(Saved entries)
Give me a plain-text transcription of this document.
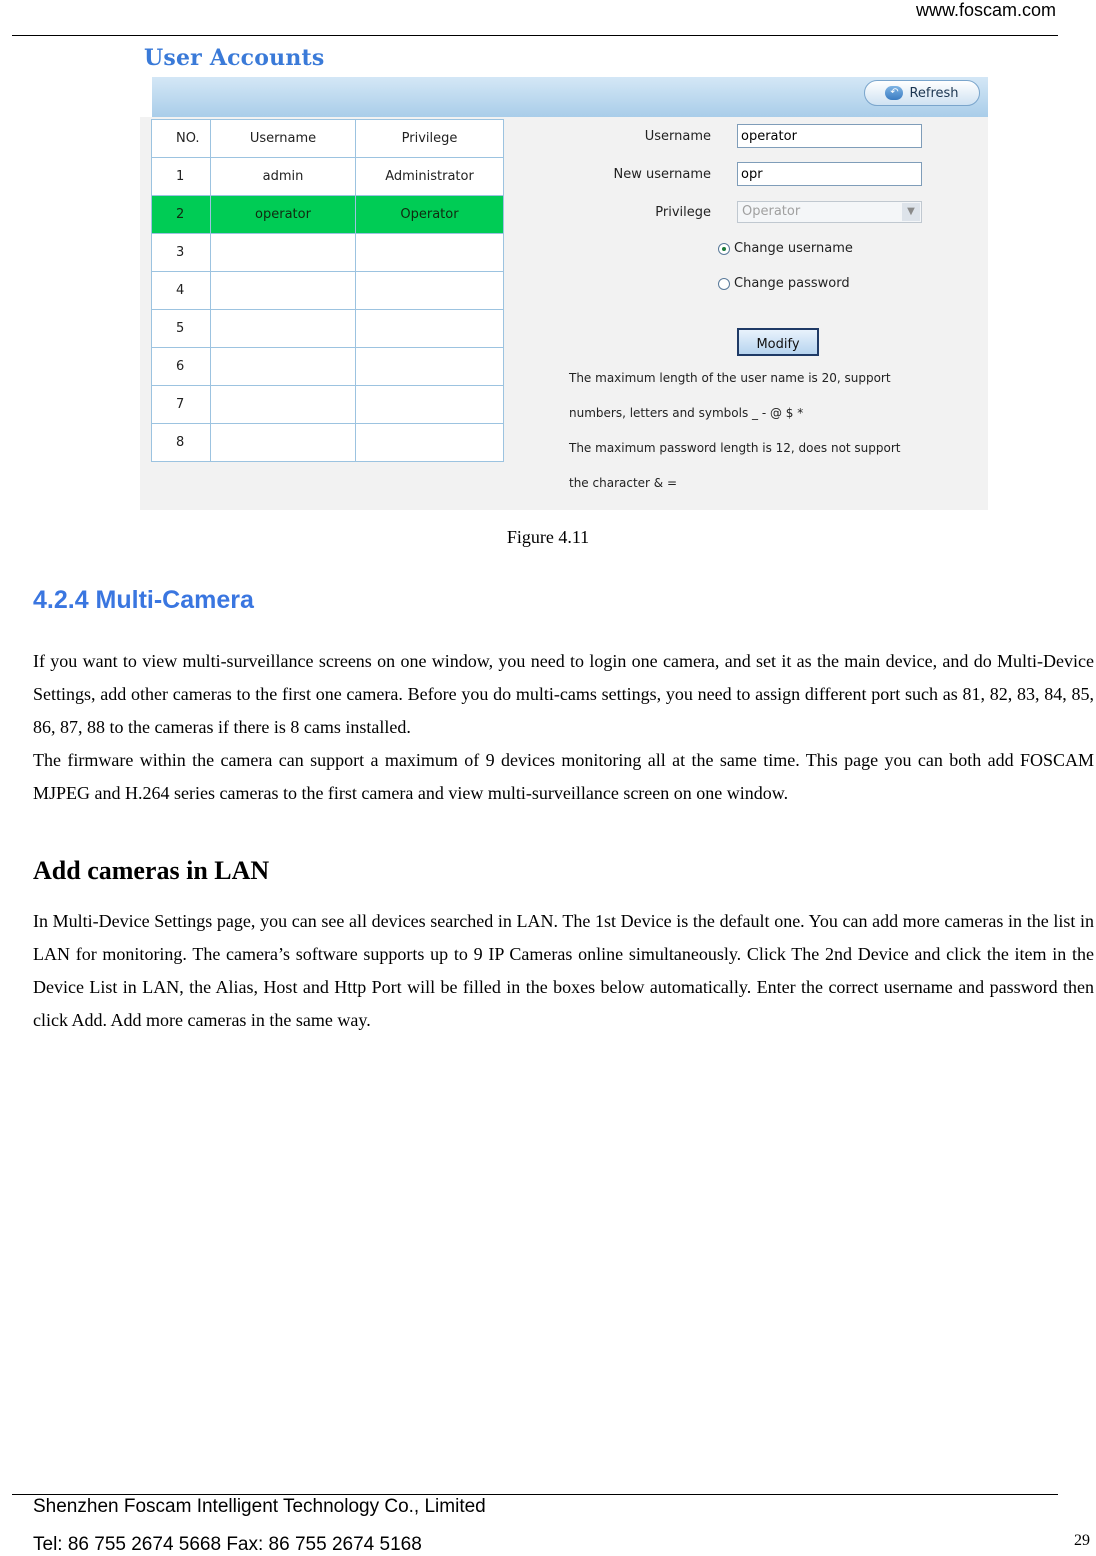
www.foscam.com
User Accounts
↶ Refresh
NO.	Username	Privilege
1	admin	Administrator
2	operator	Operator
3		
4		
5		
6		
7		
8		
Username
operator
New username
opr
Privilege	Operator	▼
Change username
Change password
Modify
The maximum length of the user name is 20, support
numbers, letters and symbols _ - @ $ *
The maximum password length is 12, does not support
the character & =
Figure 4.11
4.2.4 Multi-Camera
If you want to view multi-surveillance screens on one window, you need to login one camera, and set it as the main device, and do Multi-Device Settings, add other cameras to the first one camera. Before you do multi-cams settings, you need to assign different port such as 81, 82, 83, 84, 85, 86, 87, 88 to the cameras if there is 8 cams installed.
The firmware within the camera can support a maximum of 9 devices monitoring all at the same time. This page you can both add FOSCAM MJPEG and H.264 series cameras to the first camera and view multi-surveillance screen on one window.
Add cameras in LAN
In Multi-Device Settings page, you can see all devices searched in LAN. The 1st Device is the default one. You can add more cameras in the list in LAN for monitoring. The camera’s software supports up to 9 IP Cameras online simultaneously. Click The 2nd Device and click the item in the Device List in LAN, the Alias, Host and Http Port will be filled in the boxes below automatically. Enter the correct username and password then click Add. Add more cameras in the same way.
Shenzhen Foscam Intelligent Technology Co., Limited
Tel: 86 755 2674 5668 Fax: 86 755 2674 5168	29
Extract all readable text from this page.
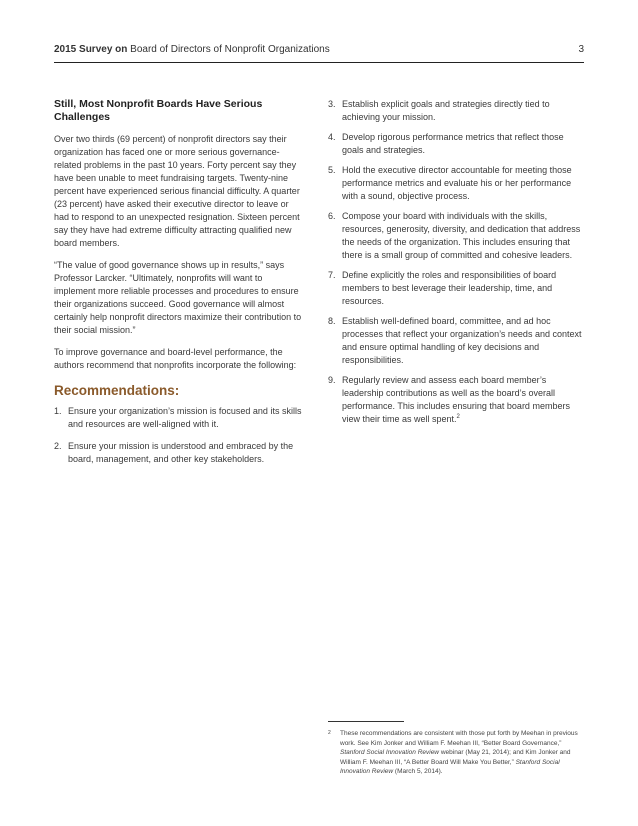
2015 Survey on Board of Directors of Nonprofit Organizations	3
Still, Most Nonprofit Boards Have Serious Challenges

Over two thirds (69 percent) of nonprofit directors say their organization has faced one or more serious governance-related problems in the past 10 years. Forty percent say they have been unable to meet fundraising targets. Twenty-nine percent have experienced serious financial difficulty. A quarter (23 percent) have asked their executive director to leave or had to respond to an unexpected resignation. Sixteen percent say they have had extreme difficulty attracting qualified new board members.

“The value of good governance shows up in results,” says Professor Larcker. “Ultimately, nonprofits will want to implement more reliable processes and procedures to ensure their organizations succeed. Good governance will almost certainly help nonprofit directors maximize their contribution to their social mission.”

To improve governance and board-level performance, the authors recommend that nonprofits incorporate the following:

Recommendations:
1. Ensure your organization’s mission is focused and its skills and resources are well-aligned with it.
2. Ensure your mission is understood and embraced by the board, management, and other key stakeholders.
3. Establish explicit goals and strategies directly tied to achieving your mission.
4. Develop rigorous performance metrics that reflect those goals and strategies.
5. Hold the executive director accountable for meeting those performance metrics and evaluate his or her performance with a sound, objective process.
6. Compose your board with individuals with the skills, resources, generosity, diversity, and dedication that address the needs of the organization. This includes ensuring that there is a small group of committed and cohesive leaders.
7. Define explicitly the roles and responsibilities of board members to best leverage their leadership, time, and resources.
8. Establish well-defined board, committee, and ad hoc processes that reflect your organization’s needs and context and ensure optimal handling of key decisions and responsibilities.
9. Regularly review and assess each board member’s leadership contributions as well as the board’s overall performance. This includes ensuring that board members view their time as well spent.$^2$
2	These recommendations are consistent with those put forth by Meehan in previous work. See Kim Jonker and William F. Meehan III, “Better Board Governance,” Stanford Social Innovation Review webinar (May 21, 2014); and Kim Jonker and William F. Meehan III, “A Better Board Will Make You Better,” Stanford Social Innovation Review (March 5, 2014).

◆ BRIEF: Copy all lines in the listing above where the string "that" appears.

◆ WRITTEN ANSWER:
To improve governance and board-level performance, the authors recommend that nonprofits incorporate the following:
4. Develop rigorous performance metrics that reflect those goals and strategies.
6. Compose your board with individuals with the skills, resources, generosity, diversity, and dedication that address the needs of the organization. This includes ensuring that there is a small group of committed and cohesive leaders.
8. Establish well-defined board, committee, and ad hoc processes that reflect your organization’s needs and context and ensure optimal handling of key decisions and responsibilities.
9. Regularly review and assess each board member’s leadership contributions as well as the board’s overall performance. This includes ensuring that board members view their time as well spent.$^2$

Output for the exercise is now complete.